• [Short task]:
Copy every entry exactly as given, minus the images.
-------- Given data --------
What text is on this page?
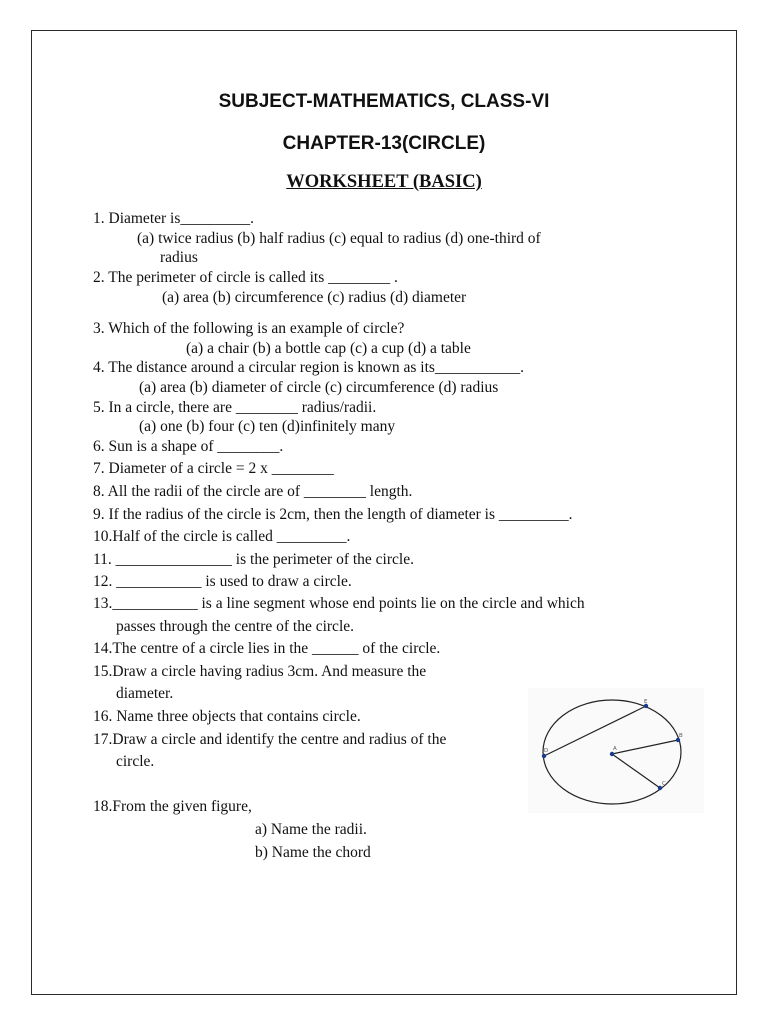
SUBJECT-MATHEMATICS, CLASS-VI
CHAPTER-13(CIRCLE)
WORKSHEET (BASIC)
1. Diameter is_________.
(a) twice radius (b) half radius (c) equal to radius (d) one-third of
radius
2. The perimeter of circle is called its ________ .
(a) area (b) circumference (c) radius (d) diameter
3. Which of the following is an example of circle?
(a) a chair (b) a bottle cap (c) a cup (d) a table
4. The distance around a circular region is known as its___________.
(a) area (b) diameter of circle (c) circumference (d) radius
5. In a circle, there are ________ radius/radii.
(a) one (b) four (c) ten (d)infinitely many
6. Sun is a shape of ________.
7. Diameter of a circle = 2 x ________
8. All the radii of the circle are of ________ length.
9. If the radius of the circle is 2cm, then the length of diameter is _________.
10.Half of the circle is called _________.
11. _______________ is the perimeter of the circle.
12. ___________ is used to draw a circle.
13.___________ is a line segment whose end points lie on the circle and which
passes through the centre of the circle.
14.The centre of a circle lies in the ______ of the circle.
15.Draw a circle having radius 3cm. And measure the
diameter.
16. Name three objects that contains circle.
17.Draw a circle and identify the centre and radius of the
circle.
18.From the given figure,
a) Name the radii.
b) Name the chord
E
D	A
B
C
--------
• [Reply]:
What text is on this page?
SUBJECT-MATHEMATICS, CLASS-VI
CHAPTER-13(CIRCLE)
WORKSHEET (BASIC)
1. Diameter is_________.
(a) twice radius (b) half radius (c) equal to radius (d) one-third of
radius
2. The perimeter of circle is called its ________ .
(a) area (b) circumference (c) radius (d) diameter
3. Which of the following is an example of circle?
(a) a chair (b) a bottle cap (c) a cup (d) a table
4. The distance around a circular region is known as its___________.
(a) area (b) diameter of circle (c) circumference (d) radius
5. In a circle, there are ________ radius/radii.
(a) one (b) four (c) ten (d)infinitely many
6. Sun is a shape of ________.
7. Diameter of a circle = 2 x ________
8. All the radii of the circle are of ________ length.
9. If the radius of the circle is 2cm, then the length of diameter is _________.
10.Half of the circle is called _________.
11. _______________ is the perimeter of the circle.
12. ___________ is used to draw a circle.
13.___________ is a line segment whose end points lie on the circle and which
passes through the centre of the circle.
14.The centre of a circle lies in the ______ of the circle.
15.Draw a circle having radius 3cm. And measure the
diameter.
16. Name three objects that contains circle.
17.Draw a circle and identify the centre and radius of the
circle.
18.From the given figure,
a) Name the radii.
b) Name the chord
E
D	A
B
C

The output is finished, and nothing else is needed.